TASK PROMPT: Each record below should be repeated precisely as written.
>> Begin EXTRACTED DATA
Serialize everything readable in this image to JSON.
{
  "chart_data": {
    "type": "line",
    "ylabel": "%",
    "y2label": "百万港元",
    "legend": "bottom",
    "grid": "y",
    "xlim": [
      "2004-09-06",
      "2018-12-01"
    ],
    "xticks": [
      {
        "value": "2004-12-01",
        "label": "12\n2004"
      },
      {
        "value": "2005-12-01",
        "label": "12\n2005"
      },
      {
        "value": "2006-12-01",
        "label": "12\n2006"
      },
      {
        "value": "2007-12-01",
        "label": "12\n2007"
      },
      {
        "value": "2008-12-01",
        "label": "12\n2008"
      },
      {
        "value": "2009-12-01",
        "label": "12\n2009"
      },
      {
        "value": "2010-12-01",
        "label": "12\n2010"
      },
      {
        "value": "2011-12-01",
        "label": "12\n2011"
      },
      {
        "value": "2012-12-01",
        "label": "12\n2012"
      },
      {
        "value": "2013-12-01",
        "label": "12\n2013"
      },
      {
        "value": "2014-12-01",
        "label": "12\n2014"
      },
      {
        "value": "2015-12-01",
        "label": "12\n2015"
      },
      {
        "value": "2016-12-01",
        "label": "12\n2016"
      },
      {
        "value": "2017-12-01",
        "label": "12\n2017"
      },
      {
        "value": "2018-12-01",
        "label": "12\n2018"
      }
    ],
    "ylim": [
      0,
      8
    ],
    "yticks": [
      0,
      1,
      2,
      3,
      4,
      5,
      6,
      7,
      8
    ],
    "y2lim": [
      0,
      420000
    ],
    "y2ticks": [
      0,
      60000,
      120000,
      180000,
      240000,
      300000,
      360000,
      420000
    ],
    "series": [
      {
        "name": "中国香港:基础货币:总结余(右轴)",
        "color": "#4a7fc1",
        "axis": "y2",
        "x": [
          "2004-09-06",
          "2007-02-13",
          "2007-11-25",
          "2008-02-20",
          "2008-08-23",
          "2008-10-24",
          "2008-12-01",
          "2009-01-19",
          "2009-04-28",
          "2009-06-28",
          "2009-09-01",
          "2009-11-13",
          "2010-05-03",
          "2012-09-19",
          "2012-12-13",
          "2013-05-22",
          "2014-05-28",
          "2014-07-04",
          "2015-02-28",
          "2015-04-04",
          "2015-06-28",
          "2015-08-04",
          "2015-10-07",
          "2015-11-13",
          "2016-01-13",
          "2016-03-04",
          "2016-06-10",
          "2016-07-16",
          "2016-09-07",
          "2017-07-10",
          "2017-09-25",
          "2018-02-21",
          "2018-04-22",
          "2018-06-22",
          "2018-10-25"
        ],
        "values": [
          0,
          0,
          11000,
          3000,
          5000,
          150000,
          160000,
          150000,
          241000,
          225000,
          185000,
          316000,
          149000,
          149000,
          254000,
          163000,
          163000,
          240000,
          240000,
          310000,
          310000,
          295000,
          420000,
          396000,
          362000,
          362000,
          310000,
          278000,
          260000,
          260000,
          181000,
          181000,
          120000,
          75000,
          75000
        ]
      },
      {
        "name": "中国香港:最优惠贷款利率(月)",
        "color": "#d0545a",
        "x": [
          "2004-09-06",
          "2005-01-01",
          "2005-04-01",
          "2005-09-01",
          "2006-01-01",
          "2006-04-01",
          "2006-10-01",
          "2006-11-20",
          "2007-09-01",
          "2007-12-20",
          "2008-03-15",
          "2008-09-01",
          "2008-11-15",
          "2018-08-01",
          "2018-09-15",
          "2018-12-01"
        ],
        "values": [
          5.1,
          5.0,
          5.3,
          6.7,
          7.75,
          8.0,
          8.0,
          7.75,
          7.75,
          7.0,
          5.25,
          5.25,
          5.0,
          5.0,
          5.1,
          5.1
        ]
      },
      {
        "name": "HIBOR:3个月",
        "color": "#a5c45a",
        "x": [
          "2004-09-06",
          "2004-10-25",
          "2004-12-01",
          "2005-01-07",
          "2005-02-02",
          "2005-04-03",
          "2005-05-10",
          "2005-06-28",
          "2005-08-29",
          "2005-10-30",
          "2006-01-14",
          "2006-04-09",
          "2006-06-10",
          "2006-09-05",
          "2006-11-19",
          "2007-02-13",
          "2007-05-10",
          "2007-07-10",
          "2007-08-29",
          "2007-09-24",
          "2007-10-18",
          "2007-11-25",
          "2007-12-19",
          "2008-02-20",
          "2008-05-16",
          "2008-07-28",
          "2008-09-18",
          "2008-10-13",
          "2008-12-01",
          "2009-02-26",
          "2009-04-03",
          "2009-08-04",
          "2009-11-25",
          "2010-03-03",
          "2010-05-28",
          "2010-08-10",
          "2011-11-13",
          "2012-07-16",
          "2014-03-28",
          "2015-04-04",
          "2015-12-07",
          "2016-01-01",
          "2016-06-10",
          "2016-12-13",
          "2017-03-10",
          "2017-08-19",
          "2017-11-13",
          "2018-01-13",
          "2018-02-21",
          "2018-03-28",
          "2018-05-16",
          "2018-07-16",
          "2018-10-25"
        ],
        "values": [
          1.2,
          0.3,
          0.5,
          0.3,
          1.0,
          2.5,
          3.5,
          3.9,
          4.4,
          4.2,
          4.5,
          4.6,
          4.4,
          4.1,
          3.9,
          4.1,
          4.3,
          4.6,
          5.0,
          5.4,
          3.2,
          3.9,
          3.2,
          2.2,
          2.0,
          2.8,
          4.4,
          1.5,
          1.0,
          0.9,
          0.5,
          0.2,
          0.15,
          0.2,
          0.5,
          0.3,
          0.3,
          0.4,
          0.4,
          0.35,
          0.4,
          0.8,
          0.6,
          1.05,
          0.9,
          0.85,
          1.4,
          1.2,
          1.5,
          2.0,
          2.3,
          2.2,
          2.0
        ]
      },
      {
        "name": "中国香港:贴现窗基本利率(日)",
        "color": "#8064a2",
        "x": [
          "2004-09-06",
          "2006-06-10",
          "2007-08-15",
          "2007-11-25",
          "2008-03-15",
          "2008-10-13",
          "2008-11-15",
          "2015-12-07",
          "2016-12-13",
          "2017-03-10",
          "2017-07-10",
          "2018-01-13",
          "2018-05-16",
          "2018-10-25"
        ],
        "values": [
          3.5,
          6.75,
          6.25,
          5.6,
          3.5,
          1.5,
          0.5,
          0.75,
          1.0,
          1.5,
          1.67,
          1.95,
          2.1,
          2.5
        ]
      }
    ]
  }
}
>> End EXTRACTED DATA
FULL SOLUTION:
Serialize everything readable in this image to JSON.
{
  "chart_data": {
    "type": "line",
    "ylabel": "%",
    "y2label": "百万港元",
    "legend": "bottom",
    "grid": "y",
    "xlim": [
      "2004-09-06",
      "2018-12-01"
    ],
    "xticks": [
      {
        "value": "2004-12-01",
        "label": "12\n2004"
      },
      {
        "value": "2005-12-01",
        "label": "12\n2005"
      },
      {
        "value": "2006-12-01",
        "label": "12\n2006"
      },
      {
        "value": "2007-12-01",
        "label": "12\n2007"
      },
      {
        "value": "2008-12-01",
        "label": "12\n2008"
      },
      {
        "value": "2009-12-01",
        "label": "12\n2009"
      },
      {
        "value": "2010-12-01",
        "label": "12\n2010"
      },
      {
        "value": "2011-12-01",
        "label": "12\n2011"
      },
      {
        "value": "2012-12-01",
        "label": "12\n2012"
      },
      {
        "value": "2013-12-01",
        "label": "12\n2013"
      },
      {
        "value": "2014-12-01",
        "label": "12\n2014"
      },
      {
        "value": "2015-12-01",
        "label": "12\n2015"
      },
      {
        "value": "2016-12-01",
        "label": "12\n2016"
      },
      {
        "value": "2017-12-01",
        "label": "12\n2017"
      },
      {
        "value": "2018-12-01",
        "label": "12\n2018"
      }
    ],
    "ylim": [
      0,
      8
    ],
    "yticks": [
      0,
      1,
      2,
      3,
      4,
      5,
      6,
      7,
      8
    ],
    "y2lim": [
      0,
      420000
    ],
    "y2ticks": [
      0,
      60000,
      120000,
      180000,
      240000,
      300000,
      360000,
      420000
    ],
    "series": [
      {
        "name": "中国香港:基础货币:总结余(右轴)",
        "color": "#4a7fc1",
        "axis": "y2",
        "x": [
          "2004-09-06",
          "2007-02-13",
          "2007-11-25",
          "2008-02-20",
          "2008-08-23",
          "2008-10-24",
          "2008-12-01",
          "2009-01-19",
          "2009-04-28",
          "2009-06-28",
          "2009-09-01",
          "2009-11-13",
          "2010-05-03",
          "2012-09-19",
          "2012-12-13",
          "2013-05-22",
          "2014-05-28",
          "2014-07-04",
          "2015-02-28",
          "2015-04-04",
          "2015-06-28",
          "2015-08-04",
          "2015-10-07",
          "2015-11-13",
          "2016-01-13",
          "2016-03-04",
          "2016-06-10",
          "2016-07-16",
          "2016-09-07",
          "2017-07-10",
          "2017-09-25",
          "2018-02-21",
          "2018-04-22",
          "2018-06-22",
          "2018-10-25"
        ],
        "values": [
          0,
          0,
          11000,
          3000,
          5000,
          150000,
          160000,
          150000,
          241000,
          225000,
          185000,
          316000,
          149000,
          149000,
          254000,
          163000,
          163000,
          240000,
          240000,
          310000,
          310000,
          295000,
          420000,
          396000,
          362000,
          362000,
          310000,
          278000,
          260000,
          260000,
          181000,
          181000,
          120000,
          75000,
          75000
        ]
      },
      {
        "name": "中国香港:最优惠贷款利率(月)",
        "color": "#d0545a",
        "x": [
          "2004-09-06",
          "2005-01-01",
          "2005-04-01",
          "2005-09-01",
          "2006-01-01",
          "2006-04-01",
          "2006-10-01",
          "2006-11-20",
          "2007-09-01",
          "2007-12-20",
          "2008-03-15",
          "2008-09-01",
          "2008-11-15",
          "2018-08-01",
          "2018-09-15",
          "2018-12-01"
        ],
        "values": [
          5.1,
          5.0,
          5.3,
          6.7,
          7.75,
          8.0,
          8.0,
          7.75,
          7.75,
          7.0,
          5.25,
          5.25,
          5.0,
          5.0,
          5.1,
          5.1
        ]
      },
      {
        "name": "HIBOR:3个月",
        "color": "#a5c45a",
        "x": [
          "2004-09-06",
          "2004-10-25",
          "2004-12-01",
          "2005-01-07",
          "2005-02-02",
          "2005-04-03",
          "2005-05-10",
          "2005-06-28",
          "2005-08-29",
          "2005-10-30",
          "2006-01-14",
          "2006-04-09",
          "2006-06-10",
          "2006-09-05",
          "2006-11-19",
          "2007-02-13",
          "2007-05-10",
          "2007-07-10",
          "2007-08-29",
          "2007-09-24",
          "2007-10-18",
          "2007-11-25",
          "2007-12-19",
          "2008-02-20",
          "2008-05-16",
          "2008-07-28",
          "2008-09-18",
          "2008-10-13",
          "2008-12-01",
          "2009-02-26",
          "2009-04-03",
          "2009-08-04",
          "2009-11-25",
          "2010-03-03",
          "2010-05-28",
          "2010-08-10",
          "2011-11-13",
          "2012-07-16",
          "2014-03-28",
          "2015-04-04",
          "2015-12-07",
          "2016-01-01",
          "2016-06-10",
          "2016-12-13",
          "2017-03-10",
          "2017-08-19",
          "2017-11-13",
          "2018-01-13",
          "2018-02-21",
          "2018-03-28",
          "2018-05-16",
          "2018-07-16",
          "2018-10-25"
        ],
        "values": [
          1.2,
          0.3,
          0.5,
          0.3,
          1.0,
          2.5,
          3.5,
          3.9,
          4.4,
          4.2,
          4.5,
          4.6,
          4.4,
          4.1,
          3.9,
          4.1,
          4.3,
          4.6,
          5.0,
          5.4,
          3.2,
          3.9,
          3.2,
          2.2,
          2.0,
          2.8,
          4.4,
          1.5,
          1.0,
          0.9,
          0.5,
          0.2,
          0.15,
          0.2,
          0.5,
          0.3,
          0.3,
          0.4,
          0.4,
          0.35,
          0.4,
          0.8,
          0.6,
          1.05,
          0.9,
          0.85,
          1.4,
          1.2,
          1.5,
          2.0,
          2.3,
          2.2,
          2.0
        ]
      },
      {
        "name": "中国香港:贴现窗基本利率(日)",
        "color": "#8064a2",
        "x": [
          "2004-09-06",
          "2006-06-10",
          "2007-08-15",
          "2007-11-25",
          "2008-03-15",
          "2008-10-13",
          "2008-11-15",
          "2015-12-07",
          "2016-12-13",
          "2017-03-10",
          "2017-07-10",
          "2018-01-13",
          "2018-05-16",
          "2018-10-25"
        ],
        "values": [
          3.5,
          6.75,
          6.25,
          5.6,
          3.5,
          1.5,
          0.5,
          0.75,
          1.0,
          1.5,
          1.67,
          1.95,
          2.1,
          2.5
        ]
      }
    ]
  }
}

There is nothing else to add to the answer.